Problem: Every record should be repeated exactly, except that pictures are left out.

(Stored data)
◆ ◆ ◆ ◆ ◆
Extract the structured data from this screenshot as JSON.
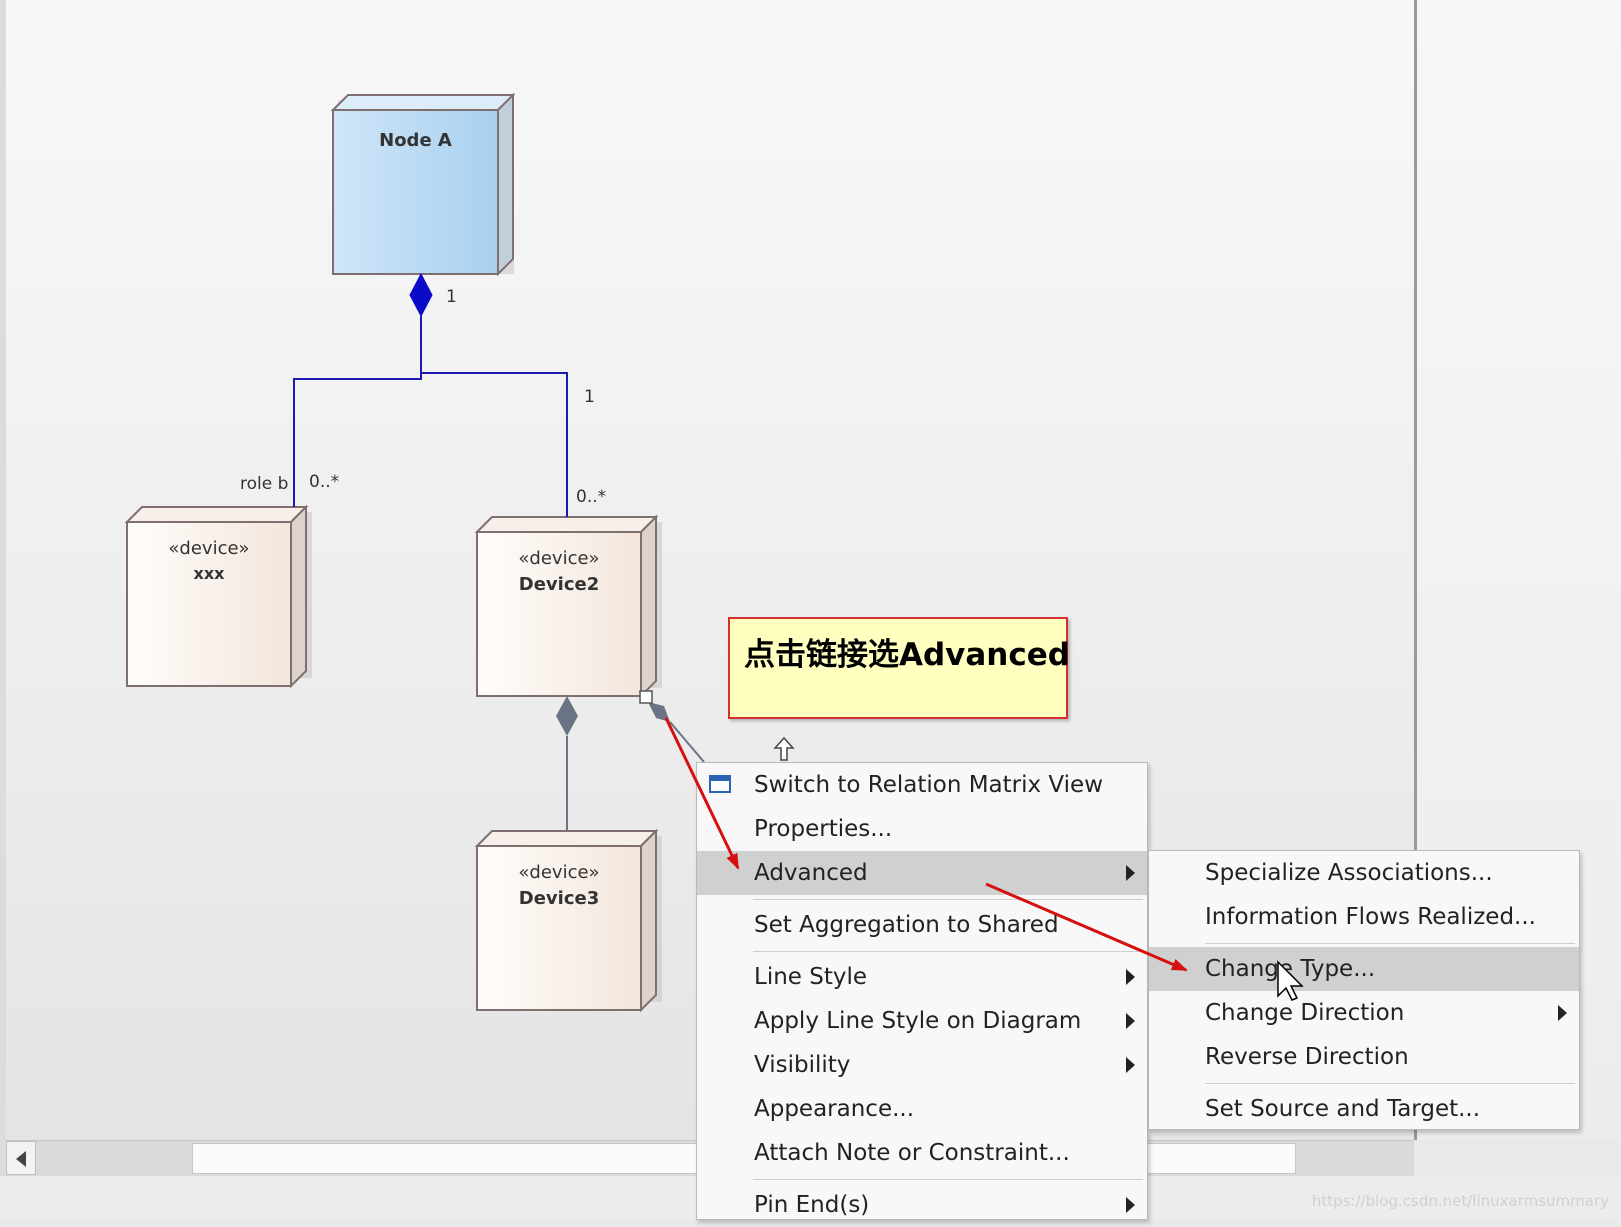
{
  "nodes": {
    "node_a": {
      "name": "Node A"
    },
    "xxx": {
      "stereotype": "«device»",
      "name": "xxx"
    },
    "device2": {
      "stereotype": "«device»",
      "name": "Device2"
    },
    "device3": {
      "stereotype": "«device»",
      "name": "Device3"
    }
  },
  "multiplicities": {
    "node_a_end": "1",
    "device2_top_1": "1",
    "role_b": "role b",
    "xxx_end": "0..*",
    "device2_end": "0..*"
  },
  "note": {
    "text": "点击链接选Advanced"
  },
  "context_menu": {
    "items": [
      {
        "label": "Switch to Relation Matrix View"
      },
      {
        "label": "Properties..."
      },
      {
        "label": "Advanced"
      },
      {
        "label": "Set Aggregation to Shared"
      },
      {
        "label": "Line Style"
      },
      {
        "label": "Apply Line Style on Diagram"
      },
      {
        "label": "Visibility"
      },
      {
        "label": "Appearance..."
      },
      {
        "label": "Attach Note or Constraint..."
      },
      {
        "label": "Pin End(s)"
      }
    ]
  },
  "submenu": {
    "items": [
      {
        "label": "Specialize Associations..."
      },
      {
        "label": "Information Flows Realized..."
      },
      {
        "label": "Change Type..."
      },
      {
        "label": "Change Direction"
      },
      {
        "label": "Reverse Direction"
      },
      {
        "label": "Set Source and Target..."
      }
    ]
  },
  "watermark": "https://blog.csdn.net/linuxarmsummary",
  "colors": {
    "association": "#1a1ab0",
    "highlight": "#d0d0d0",
    "note_border": "#d43030",
    "annotation_arrow": "#d41010"
  }
}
◆ ◆ ◆ ◆ ◆
Complete response:
Extract the structured data from this screenshot as JSON.
{
  "nodes": {
    "node_a": {
      "name": "Node A"
    },
    "xxx": {
      "stereotype": "«device»",
      "name": "xxx"
    },
    "device2": {
      "stereotype": "«device»",
      "name": "Device2"
    },
    "device3": {
      "stereotype": "«device»",
      "name": "Device3"
    }
  },
  "multiplicities": {
    "node_a_end": "1",
    "device2_top_1": "1",
    "role_b": "role b",
    "xxx_end": "0..*",
    "device2_end": "0..*"
  },
  "note": {
    "text": "点击链接选Advanced"
  },
  "context_menu": {
    "items": [
      {
        "label": "Switch to Relation Matrix View"
      },
      {
        "label": "Properties..."
      },
      {
        "label": "Advanced"
      },
      {
        "label": "Set Aggregation to Shared"
      },
      {
        "label": "Line Style"
      },
      {
        "label": "Apply Line Style on Diagram"
      },
      {
        "label": "Visibility"
      },
      {
        "label": "Appearance..."
      },
      {
        "label": "Attach Note or Constraint..."
      },
      {
        "label": "Pin End(s)"
      }
    ]
  },
  "submenu": {
    "items": [
      {
        "label": "Specialize Associations..."
      },
      {
        "label": "Information Flows Realized..."
      },
      {
        "label": "Change Type..."
      },
      {
        "label": "Change Direction"
      },
      {
        "label": "Reverse Direction"
      },
      {
        "label": "Set Source and Target..."
      }
    ]
  },
  "watermark": "https://blog.csdn.net/linuxarmsummary",
  "colors": {
    "association": "#1a1ab0",
    "highlight": "#d0d0d0",
    "note_border": "#d43030",
    "annotation_arrow": "#d41010"
  }
}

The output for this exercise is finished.